DOCUMENT start

Shadow and Bone 1×01 “A Searing Burst of Light” is an outstanding first episode, an hour that establishes the characters at the heart of this story, introduces the dynamics we will come to care for, and more importantly, does a fantastic job of setting up the stage for a lot of things only book readers will recognize, while still managing to keep the show from overwhelming people not familiar with this world.
It could only be this way if the show was going to succeed. For me, going into this with seven (or nine) books of backstory, I wanted to feel like reading the books before the shows was worth it (fine, it was anyway, because the books are good, but you get me), and for fans who have yet to read the books, they had to feel like this was digestible even without them. That’s a really, really hard balance to achieve.
Here at Fangirlish, however, we’re not judging. If you read the books, I will be here to discuss every little book detail I noticed and obsess over tiny characterization details that won’t come into play for like four more seasons. If you haven’t, Erin’s got you covered with her reviews from the POV of a non-book reader. And we will both be here for the entire journey. Yes, that’s right, we are reviewing every episode – twice! That’s how much we both enjoyed the show.

DOCUMENT end
RECORDS start

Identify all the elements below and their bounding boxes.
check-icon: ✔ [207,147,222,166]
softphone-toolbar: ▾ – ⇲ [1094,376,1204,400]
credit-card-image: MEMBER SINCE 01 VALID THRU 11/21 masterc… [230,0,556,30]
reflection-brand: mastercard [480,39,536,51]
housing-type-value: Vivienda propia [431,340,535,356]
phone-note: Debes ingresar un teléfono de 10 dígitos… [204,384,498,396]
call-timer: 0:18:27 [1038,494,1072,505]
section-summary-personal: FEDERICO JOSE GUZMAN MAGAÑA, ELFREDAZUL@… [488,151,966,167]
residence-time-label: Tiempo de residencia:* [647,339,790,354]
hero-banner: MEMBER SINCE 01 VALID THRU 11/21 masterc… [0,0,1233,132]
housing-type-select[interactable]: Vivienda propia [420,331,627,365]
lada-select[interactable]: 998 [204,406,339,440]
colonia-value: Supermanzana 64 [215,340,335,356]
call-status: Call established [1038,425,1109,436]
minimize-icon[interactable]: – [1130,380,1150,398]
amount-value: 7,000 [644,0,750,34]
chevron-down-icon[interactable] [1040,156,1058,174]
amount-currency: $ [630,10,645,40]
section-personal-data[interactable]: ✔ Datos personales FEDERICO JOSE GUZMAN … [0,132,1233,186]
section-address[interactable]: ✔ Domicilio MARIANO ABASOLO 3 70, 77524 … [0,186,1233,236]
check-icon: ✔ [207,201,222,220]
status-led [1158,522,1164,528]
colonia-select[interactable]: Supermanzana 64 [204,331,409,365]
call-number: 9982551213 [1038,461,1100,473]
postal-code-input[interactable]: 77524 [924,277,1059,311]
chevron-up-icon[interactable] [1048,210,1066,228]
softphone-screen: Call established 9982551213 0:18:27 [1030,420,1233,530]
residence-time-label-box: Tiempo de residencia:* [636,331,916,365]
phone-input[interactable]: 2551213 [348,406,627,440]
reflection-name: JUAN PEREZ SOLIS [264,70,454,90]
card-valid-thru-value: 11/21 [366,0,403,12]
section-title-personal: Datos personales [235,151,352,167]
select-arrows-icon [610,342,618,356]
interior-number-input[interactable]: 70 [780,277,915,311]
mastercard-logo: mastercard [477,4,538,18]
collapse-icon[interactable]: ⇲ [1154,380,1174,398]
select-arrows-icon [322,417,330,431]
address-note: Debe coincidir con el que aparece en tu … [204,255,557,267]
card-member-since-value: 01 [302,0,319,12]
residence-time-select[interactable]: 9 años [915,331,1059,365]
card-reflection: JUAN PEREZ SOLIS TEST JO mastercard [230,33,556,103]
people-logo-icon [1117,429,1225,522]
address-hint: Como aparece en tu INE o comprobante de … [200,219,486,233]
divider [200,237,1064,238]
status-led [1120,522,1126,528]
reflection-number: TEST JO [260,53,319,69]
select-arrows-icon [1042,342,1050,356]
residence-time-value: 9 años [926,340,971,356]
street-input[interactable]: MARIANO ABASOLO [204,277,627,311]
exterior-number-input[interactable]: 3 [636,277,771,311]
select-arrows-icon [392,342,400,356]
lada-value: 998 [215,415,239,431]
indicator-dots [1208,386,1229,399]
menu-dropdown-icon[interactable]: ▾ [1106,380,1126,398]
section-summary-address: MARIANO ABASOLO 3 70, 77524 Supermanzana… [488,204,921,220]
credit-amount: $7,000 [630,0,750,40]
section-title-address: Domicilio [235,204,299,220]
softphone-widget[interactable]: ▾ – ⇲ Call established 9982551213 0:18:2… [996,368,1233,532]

RECORDS end

◆ **WHAT NEEDS TO BE DONE**
Reproduce the Shadow and Bone episode review above in full, word for word.

◆ **WRITTEN RESPONSE**
Shadow and Bone 1×01 “A Searing Burst of Light” is an outstanding first episode, an hour that establishes the characters at the heart of this story, introduces the dynamics we will come to care for, and more importantly, does a fantastic job of setting up the stage for a lot of things only book readers will recognize, while still managing to keep the show from overwhelming people not familiar with this world.
It could only be this way if the show was going to succeed. For me, going into this with seven (or nine) books of backstory, I wanted to feel like reading the books before the shows was worth it (fine, it was anyway, because the books are good, but you get me), and for fans who have yet to read the books, they had to feel like this was digestible even without them. That’s a really, really hard balance to achieve.
Here at Fangirlish, however, we’re not judging. If you read the books, I will be here to discuss every little book detail I noticed and obsess over tiny characterization details that won’t come into play for like four more seasons. If you haven’t, Erin’s got you covered with her reviews from the POV of a non-book reader. And we will both be here for the entire journey. Yes, that’s right, we are reviewing every episode – twice! That’s how much we both enjoyed the show.